● **What you should do**
For the entries that follow, state how many lines include the word "گیری", giving the number and nothing else.

● **Data for this exercise**
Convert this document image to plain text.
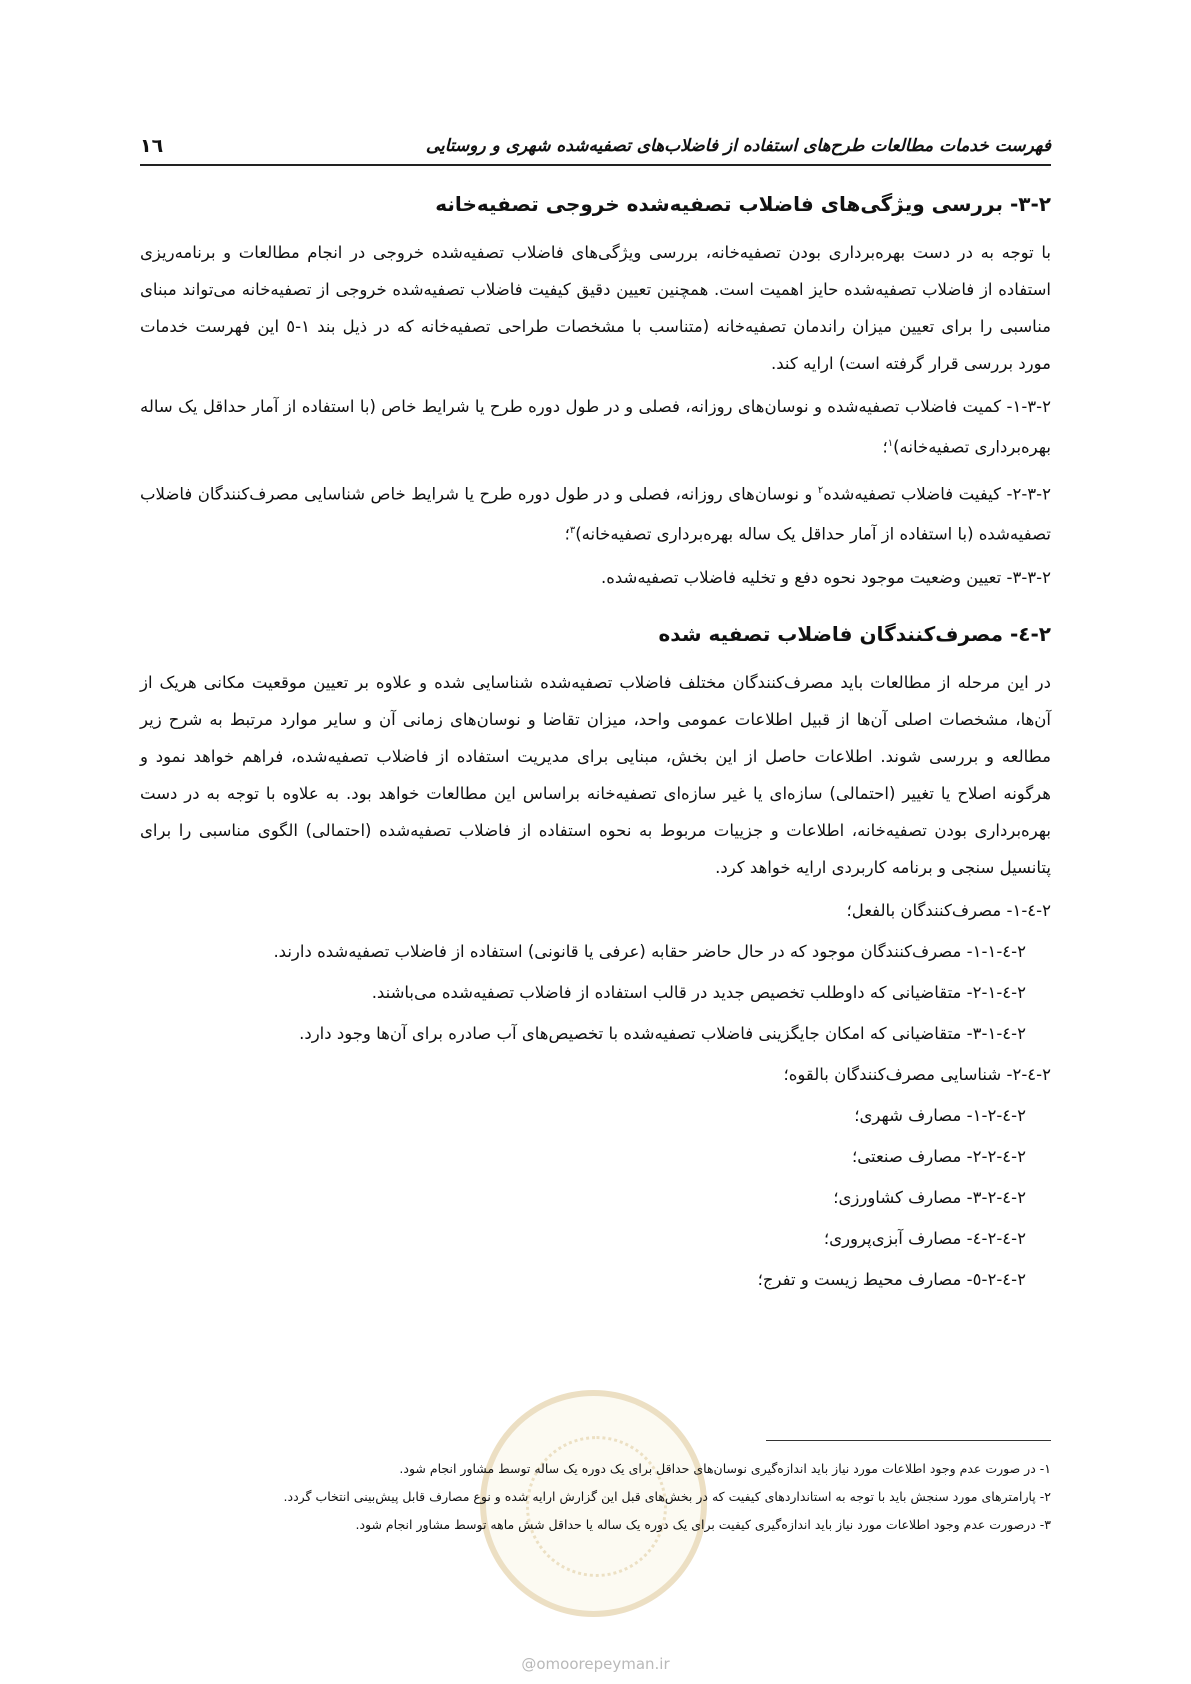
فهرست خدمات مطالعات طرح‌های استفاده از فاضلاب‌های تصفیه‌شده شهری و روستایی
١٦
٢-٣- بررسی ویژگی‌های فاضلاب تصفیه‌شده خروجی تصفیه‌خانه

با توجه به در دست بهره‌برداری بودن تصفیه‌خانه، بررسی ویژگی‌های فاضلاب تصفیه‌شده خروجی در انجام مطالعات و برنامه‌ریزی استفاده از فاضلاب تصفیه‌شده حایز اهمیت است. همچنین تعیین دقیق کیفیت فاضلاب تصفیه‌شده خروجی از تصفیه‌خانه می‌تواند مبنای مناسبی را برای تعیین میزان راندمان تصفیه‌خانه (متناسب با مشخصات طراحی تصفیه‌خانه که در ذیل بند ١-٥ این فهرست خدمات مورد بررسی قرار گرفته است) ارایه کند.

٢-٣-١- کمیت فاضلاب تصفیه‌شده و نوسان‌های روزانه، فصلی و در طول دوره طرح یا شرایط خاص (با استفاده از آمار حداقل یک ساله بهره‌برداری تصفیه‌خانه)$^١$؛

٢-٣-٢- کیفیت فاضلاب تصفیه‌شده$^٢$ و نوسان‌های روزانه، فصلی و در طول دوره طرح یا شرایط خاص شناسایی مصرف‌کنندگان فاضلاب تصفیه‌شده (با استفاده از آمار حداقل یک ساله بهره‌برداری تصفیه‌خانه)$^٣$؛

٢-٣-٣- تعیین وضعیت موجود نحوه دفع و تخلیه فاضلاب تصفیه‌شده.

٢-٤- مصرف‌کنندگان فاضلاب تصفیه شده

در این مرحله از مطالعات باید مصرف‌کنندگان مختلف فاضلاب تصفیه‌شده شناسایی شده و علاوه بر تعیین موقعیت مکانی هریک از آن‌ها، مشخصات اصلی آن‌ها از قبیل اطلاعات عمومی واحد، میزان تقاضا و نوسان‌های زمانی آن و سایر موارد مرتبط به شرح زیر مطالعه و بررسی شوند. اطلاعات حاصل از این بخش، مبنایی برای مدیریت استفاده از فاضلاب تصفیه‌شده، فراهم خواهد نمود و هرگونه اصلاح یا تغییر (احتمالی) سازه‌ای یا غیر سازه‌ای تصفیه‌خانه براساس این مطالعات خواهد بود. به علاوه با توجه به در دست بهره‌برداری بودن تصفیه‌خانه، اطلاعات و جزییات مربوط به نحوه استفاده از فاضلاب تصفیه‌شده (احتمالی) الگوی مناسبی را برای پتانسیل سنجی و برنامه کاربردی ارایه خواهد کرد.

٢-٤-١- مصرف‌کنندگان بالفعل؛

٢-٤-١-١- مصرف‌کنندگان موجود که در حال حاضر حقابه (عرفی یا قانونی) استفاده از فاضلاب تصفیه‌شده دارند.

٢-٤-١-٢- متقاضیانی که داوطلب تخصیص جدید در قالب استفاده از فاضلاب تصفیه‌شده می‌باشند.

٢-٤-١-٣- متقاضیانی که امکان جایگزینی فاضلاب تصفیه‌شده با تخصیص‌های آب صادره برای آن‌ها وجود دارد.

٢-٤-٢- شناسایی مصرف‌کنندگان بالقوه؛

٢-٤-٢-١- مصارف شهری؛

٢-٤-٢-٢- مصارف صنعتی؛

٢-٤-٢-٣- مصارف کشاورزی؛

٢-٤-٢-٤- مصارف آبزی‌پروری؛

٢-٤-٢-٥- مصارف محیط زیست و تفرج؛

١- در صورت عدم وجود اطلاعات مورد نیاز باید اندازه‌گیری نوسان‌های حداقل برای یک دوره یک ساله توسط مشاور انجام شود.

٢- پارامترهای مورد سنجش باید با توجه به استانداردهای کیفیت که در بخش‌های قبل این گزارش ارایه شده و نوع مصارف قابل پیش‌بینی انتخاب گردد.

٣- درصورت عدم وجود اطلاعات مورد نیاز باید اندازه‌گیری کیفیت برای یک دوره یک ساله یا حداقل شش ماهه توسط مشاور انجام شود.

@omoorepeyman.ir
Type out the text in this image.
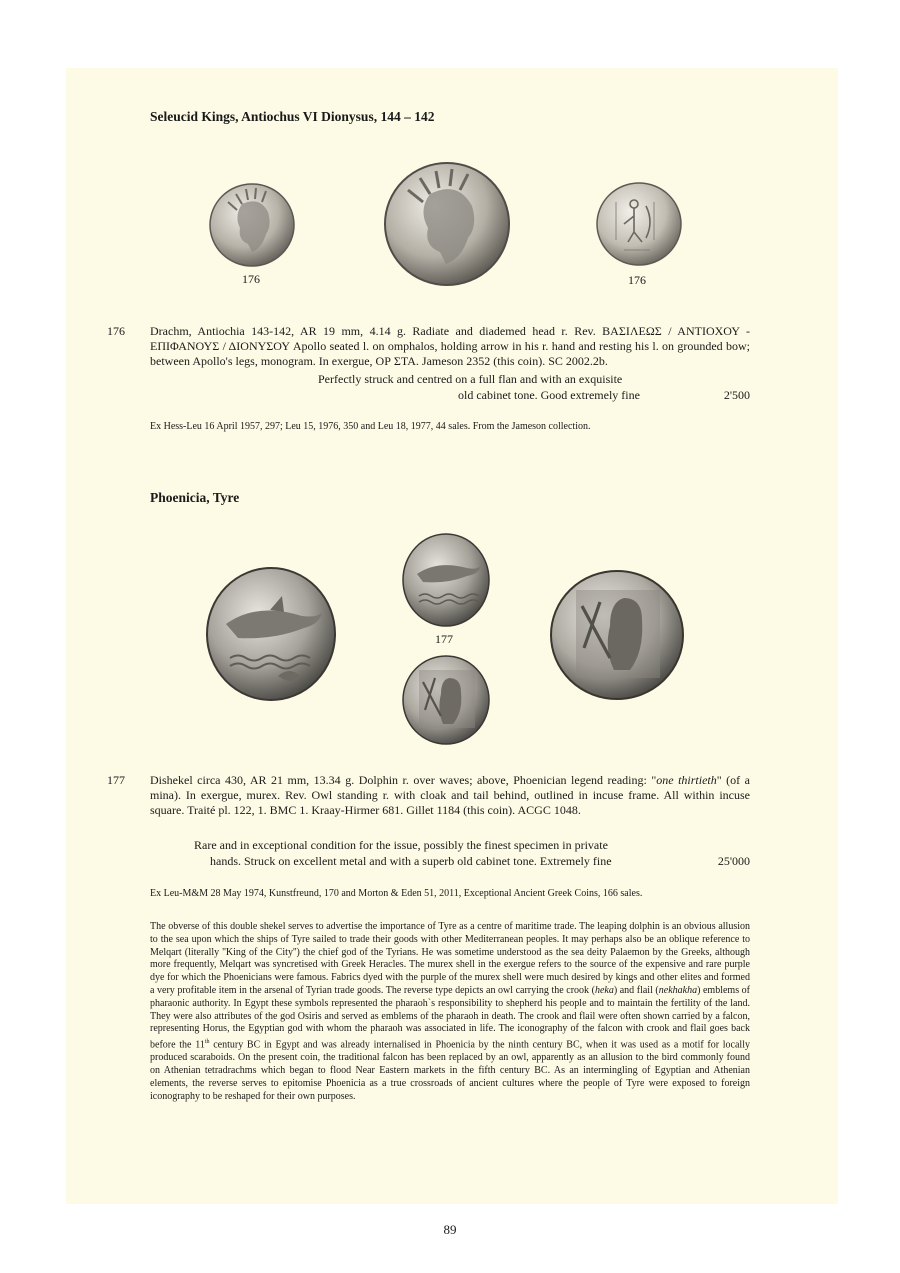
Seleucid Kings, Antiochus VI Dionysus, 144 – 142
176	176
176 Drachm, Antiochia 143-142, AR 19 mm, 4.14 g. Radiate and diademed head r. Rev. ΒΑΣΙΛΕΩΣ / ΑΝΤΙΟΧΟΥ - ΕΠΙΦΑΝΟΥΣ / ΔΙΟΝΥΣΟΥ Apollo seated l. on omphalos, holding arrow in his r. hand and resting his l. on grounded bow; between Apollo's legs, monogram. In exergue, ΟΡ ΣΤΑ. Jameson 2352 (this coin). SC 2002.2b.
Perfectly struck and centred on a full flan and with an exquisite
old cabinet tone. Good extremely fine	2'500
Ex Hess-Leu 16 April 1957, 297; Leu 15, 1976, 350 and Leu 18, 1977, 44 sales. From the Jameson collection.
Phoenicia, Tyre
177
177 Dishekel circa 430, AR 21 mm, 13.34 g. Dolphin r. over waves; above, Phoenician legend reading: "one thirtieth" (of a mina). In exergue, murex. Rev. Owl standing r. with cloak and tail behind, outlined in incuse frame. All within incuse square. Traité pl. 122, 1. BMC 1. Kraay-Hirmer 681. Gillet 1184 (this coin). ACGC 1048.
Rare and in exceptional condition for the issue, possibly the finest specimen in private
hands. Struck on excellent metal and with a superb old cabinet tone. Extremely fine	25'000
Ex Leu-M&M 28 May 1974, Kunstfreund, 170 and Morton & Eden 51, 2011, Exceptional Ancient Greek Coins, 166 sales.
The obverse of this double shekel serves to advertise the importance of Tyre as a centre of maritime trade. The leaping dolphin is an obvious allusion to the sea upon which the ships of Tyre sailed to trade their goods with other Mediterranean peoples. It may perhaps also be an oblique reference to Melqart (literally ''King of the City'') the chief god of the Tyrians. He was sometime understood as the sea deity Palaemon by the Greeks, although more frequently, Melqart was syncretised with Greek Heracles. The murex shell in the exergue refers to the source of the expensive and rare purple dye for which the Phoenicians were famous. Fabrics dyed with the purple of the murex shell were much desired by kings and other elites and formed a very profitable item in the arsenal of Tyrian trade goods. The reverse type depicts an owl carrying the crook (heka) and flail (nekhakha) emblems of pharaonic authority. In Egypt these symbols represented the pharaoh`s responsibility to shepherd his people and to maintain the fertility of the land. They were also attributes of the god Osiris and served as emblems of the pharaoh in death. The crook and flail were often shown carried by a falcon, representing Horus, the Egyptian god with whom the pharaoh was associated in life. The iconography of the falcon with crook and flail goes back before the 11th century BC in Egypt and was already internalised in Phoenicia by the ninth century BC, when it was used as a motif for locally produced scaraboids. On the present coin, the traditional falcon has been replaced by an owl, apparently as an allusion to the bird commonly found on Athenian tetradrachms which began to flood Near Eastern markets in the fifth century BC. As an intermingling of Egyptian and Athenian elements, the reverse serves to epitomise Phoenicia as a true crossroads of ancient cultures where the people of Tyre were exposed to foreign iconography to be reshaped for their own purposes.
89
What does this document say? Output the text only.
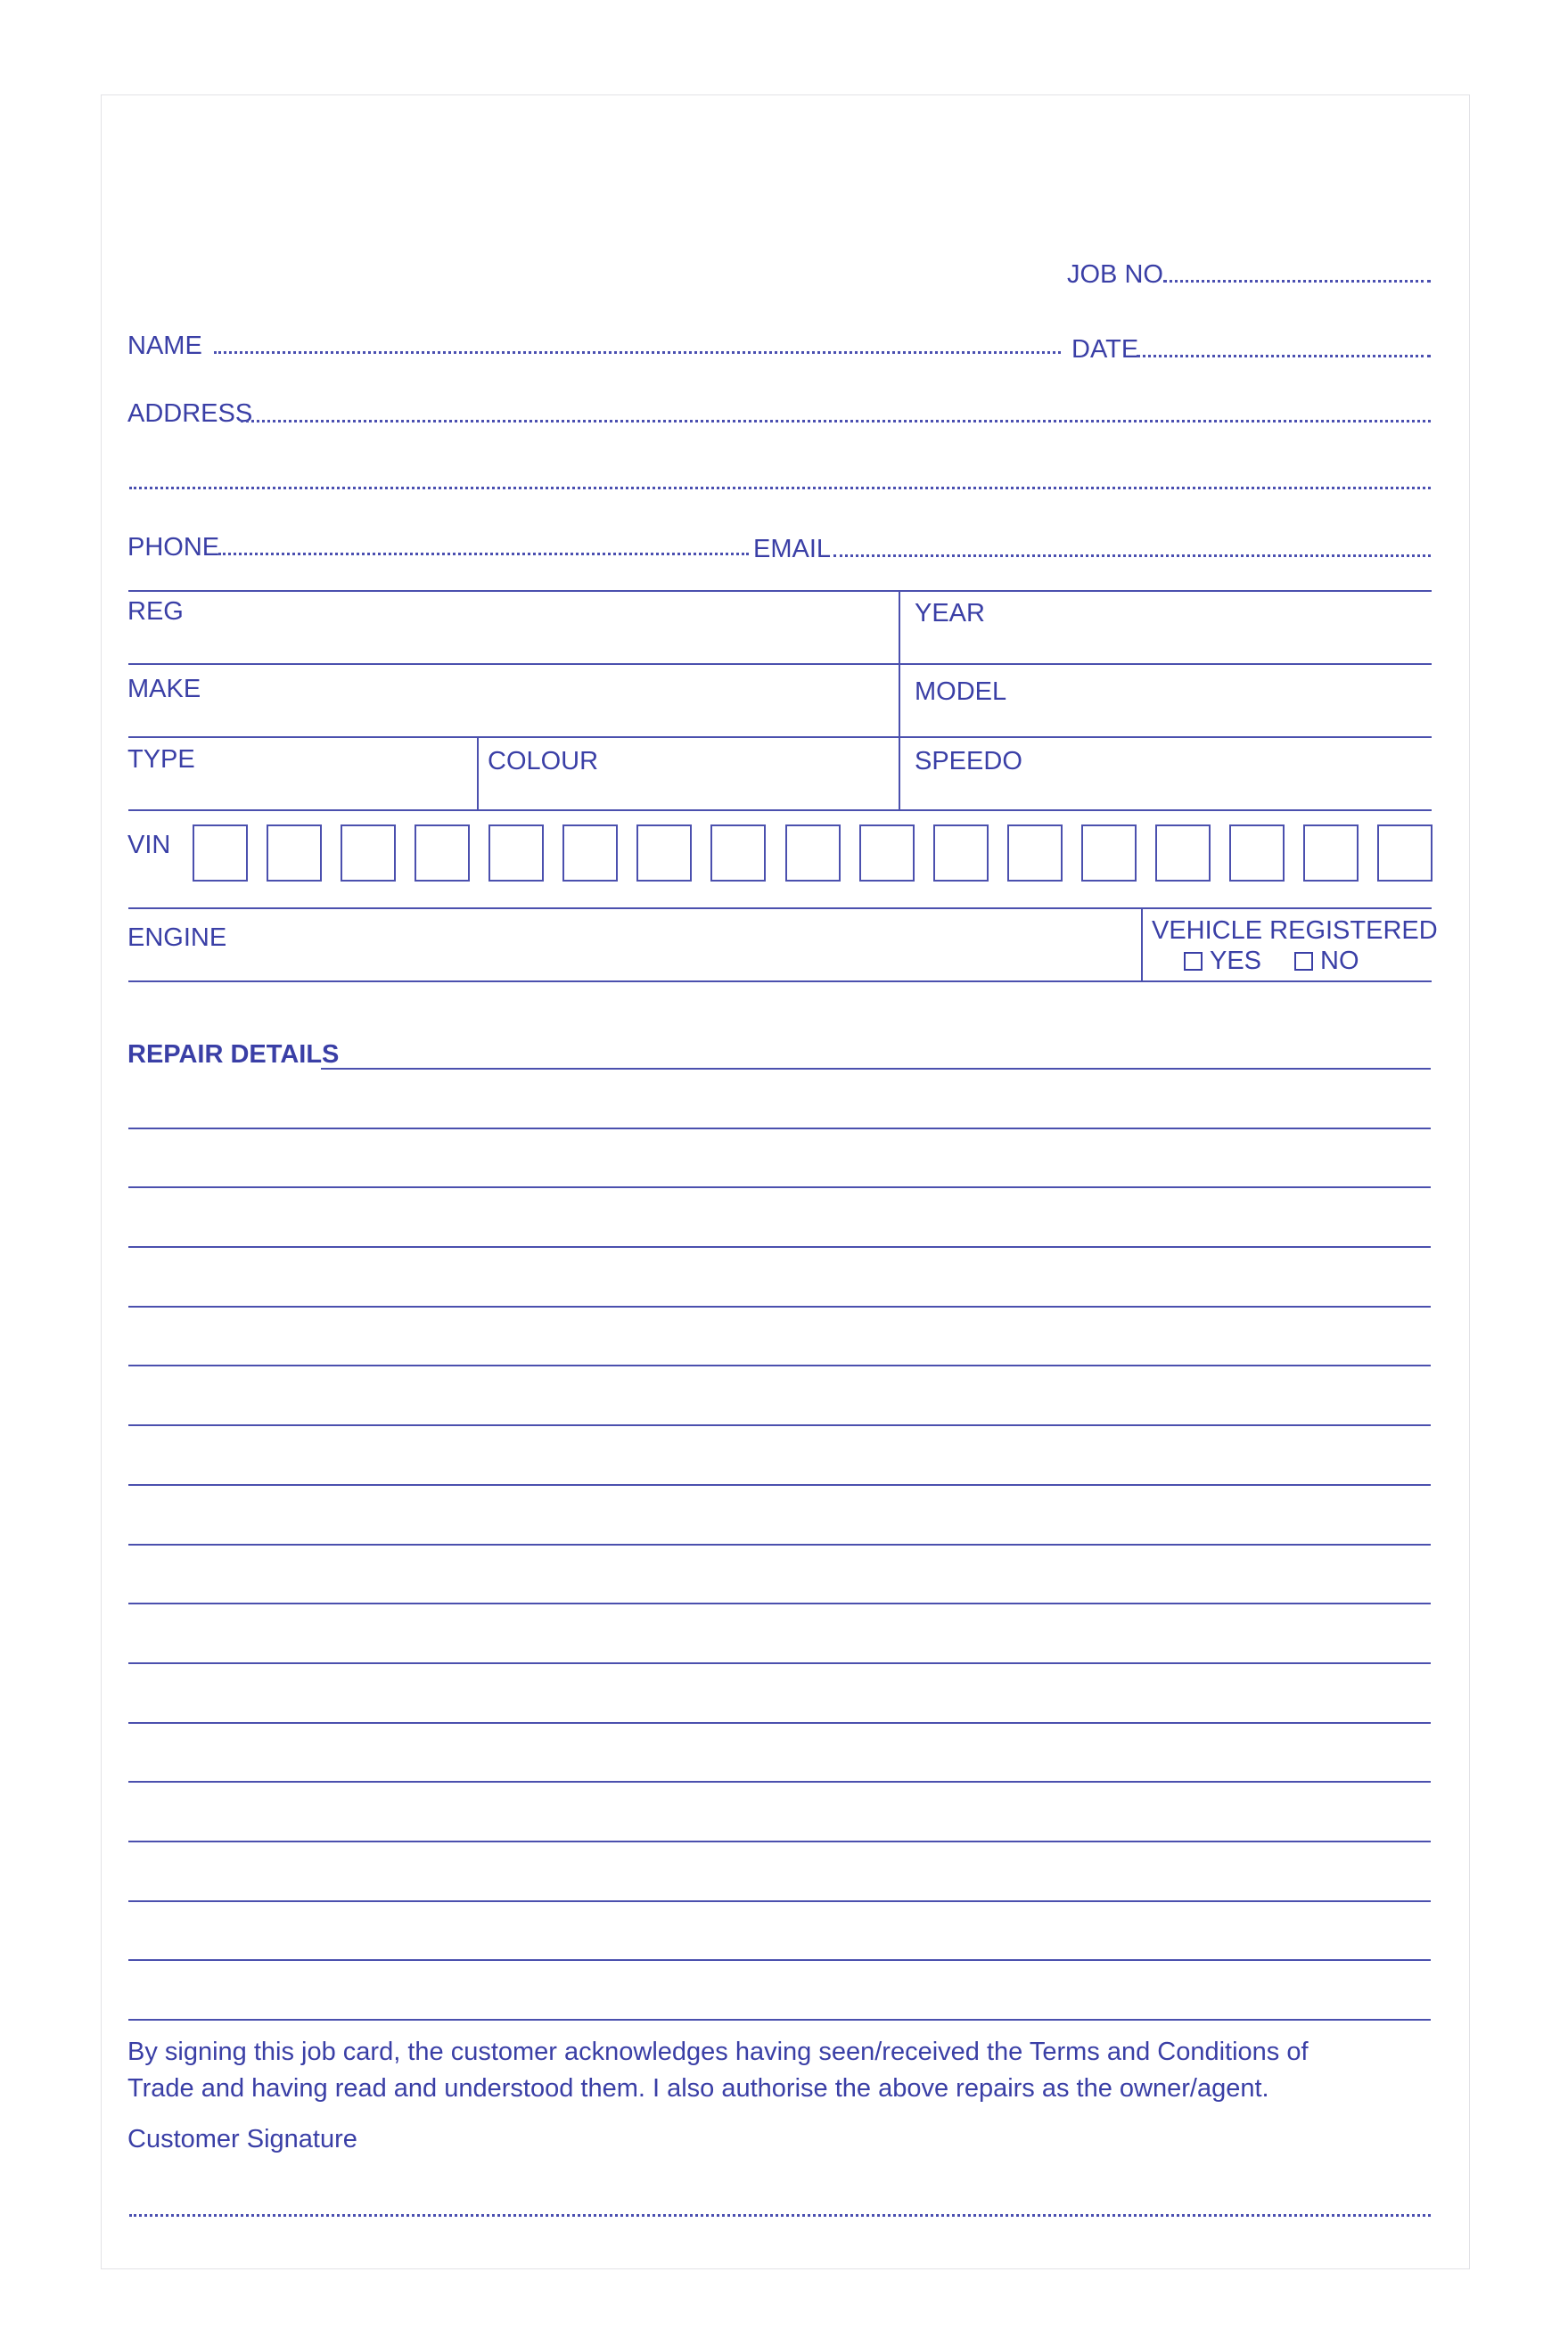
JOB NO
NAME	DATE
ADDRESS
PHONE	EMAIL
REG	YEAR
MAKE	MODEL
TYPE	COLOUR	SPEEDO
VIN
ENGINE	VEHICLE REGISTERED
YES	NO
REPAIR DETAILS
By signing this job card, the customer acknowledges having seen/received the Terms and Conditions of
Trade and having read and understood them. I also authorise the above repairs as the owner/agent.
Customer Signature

● **Task response**
2